* **WHAT YOU NEED TO DO**:
Each entry here needs to be set down again exactly, please; pictures are left out.

* **SUPPLIED DATA**:

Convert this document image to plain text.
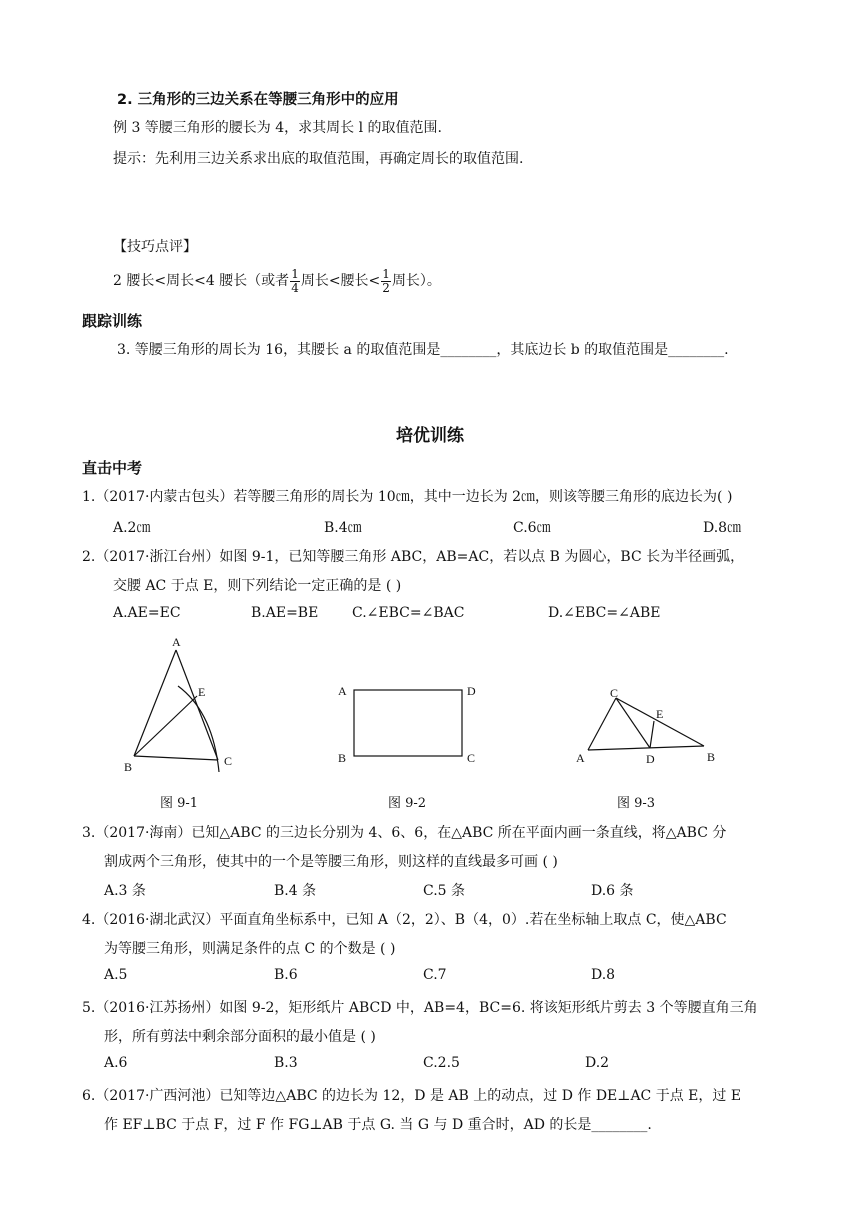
2. 三角形的三边关系在等腰三角形中的应用
例 3 等腰三角形的腰长为 4，求其周长 l 的取值范围.
提示：先利用三边关系求出底的取值范围，再确定周长的取值范围.
【技巧点评】
2 腰长<周长<4 腰长（或者 $\frac{1}{4}$ 周长<腰长< $\frac{1}{2}$ 周长）。
跟踪训练
3. 等腰三角形的周长为 16，其腰长 a 的取值范围是________，其底边长 b 的取值范围是________.
培优训练
直击中考
1.（2017·内蒙古包头）若等腰三角形的周长为 10㎝，其中一边长为 2㎝，则该等腰三角形的底边长为( )
A.2㎝	B.4㎝	C.6㎝	D.8㎝
2.（2017·浙江台州）如图 9-1，已知等腰三角形 ABC，AB=AC，若以点 B 为圆心，BC 长为半径画弧，
交腰 AC 于点 E，则下列结论一定正确的是 ( )
A.AE=EC	B.AE=BE C.∠EBC=∠BAC	D.∠EBC=∠ABE
A
E
B	C
图 9-1
A	D
B	C
图 9-2
C
E
A	D	B
图 9-3
3.（2017·海南）已知△ABC 的三边长分别为 4、6、6，在△ABC 所在平面内画一条直线，将△ABC 分
割成两个三角形，使其中的一个是等腰三角形，则这样的直线最多可画 ( )
A.3 条	B.4 条	C.5 条	D.6 条
4.（2016·湖北武汉）平面直角坐标系中，已知 A（2，2）、B（4，0）.若在坐标轴上取点 C，使△ABC
为等腰三角形，则满足条件的点 C 的个数是 ( )
A.5	B.6	C.7	D.8
5.（2016·江苏扬州）如图 9-2，矩形纸片 ABCD 中，AB=4，BC=6. 将该矩形纸片剪去 3 个等腰直角三角
形，所有剪法中剩余部分面积的最小值是 ( )
A.6	B.3	C.2.5	D.2
6.（2017·广西河池）已知等边△ABC 的边长为 12，D 是 AB 上的动点，过 D 作 DE⊥AC 于点 E，过 E
作 EF⊥BC 于点 F，过 F 作 FG⊥AB 于点 G. 当 G 与 D 重合时，AD 的长是________.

* **THE RESPONSE**:
Convert this document image to plain text.
2. 三角形的三边关系在等腰三角形中的应用
例 3 等腰三角形的腰长为 4，求其周长 l 的取值范围.
提示：先利用三边关系求出底的取值范围，再确定周长的取值范围.
【技巧点评】
2 腰长<周长<4 腰长（或者 $\frac{1}{4}$ 周长<腰长< $\frac{1}{2}$ 周长）。
跟踪训练
3. 等腰三角形的周长为 16，其腰长 a 的取值范围是________，其底边长 b 的取值范围是________.
培优训练
直击中考
1.（2017·内蒙古包头）若等腰三角形的周长为 10㎝，其中一边长为 2㎝，则该等腰三角形的底边长为( )
A.2㎝	B.4㎝	C.6㎝	D.8㎝
2.（2017·浙江台州）如图 9-1，已知等腰三角形 ABC，AB=AC，若以点 B 为圆心，BC 长为半径画弧，
交腰 AC 于点 E，则下列结论一定正确的是 ( )
A.AE=EC	B.AE=BE C.∠EBC=∠BAC	D.∠EBC=∠ABE
A
E
B	C
图 9-1
A	D
B	C
图 9-2
C
E
A	D	B
图 9-3
3.（2017·海南）已知△ABC 的三边长分别为 4、6、6，在△ABC 所在平面内画一条直线，将△ABC 分
割成两个三角形，使其中的一个是等腰三角形，则这样的直线最多可画 ( )
A.3 条	B.4 条	C.5 条	D.6 条
4.（2016·湖北武汉）平面直角坐标系中，已知 A（2，2）、B（4，0）.若在坐标轴上取点 C，使△ABC
为等腰三角形，则满足条件的点 C 的个数是 ( )
A.5	B.6	C.7	D.8
5.（2016·江苏扬州）如图 9-2，矩形纸片 ABCD 中，AB=4，BC=6. 将该矩形纸片剪去 3 个等腰直角三角
形，所有剪法中剩余部分面积的最小值是 ( )
A.6	B.3	C.2.5	D.2
6.（2017·广西河池）已知等边△ABC 的边长为 12，D 是 AB 上的动点，过 D 作 DE⊥AC 于点 E，过 E
作 EF⊥BC 于点 F，过 F 作 FG⊥AB 于点 G. 当 G 与 D 重合时，AD 的长是________.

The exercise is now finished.